--- Set problem ---
All of the records below must be output exactly, with no pictures carried over.

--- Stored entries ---
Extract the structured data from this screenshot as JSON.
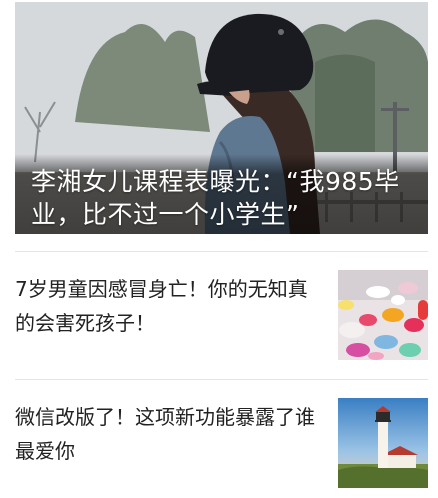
{
  "feed": {
    "hero": {
      "title": "李湘女儿课程表曝光：“我985毕业，比不过一个小学生”"
    },
    "items": [
      {
        "title": "7岁男童因感冒身亡！你的无知真的会害死孩子！"
      },
      {
        "title": "微信改版了！这项新功能暴露了谁最爱你"
      }
    ]
  }
}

--- Written response ---
Extract the structured data from this screenshot as JSON.
{
  "feed": {
    "hero": {
      "title": "李湘女儿课程表曝光：“我985毕业，比不过一个小学生”"
    },
    "items": [
      {
        "title": "7岁男童因感冒身亡！你的无知真的会害死孩子！"
      },
      {
        "title": "微信改版了！这项新功能暴露了谁最爱你"
      }
    ]
  }
}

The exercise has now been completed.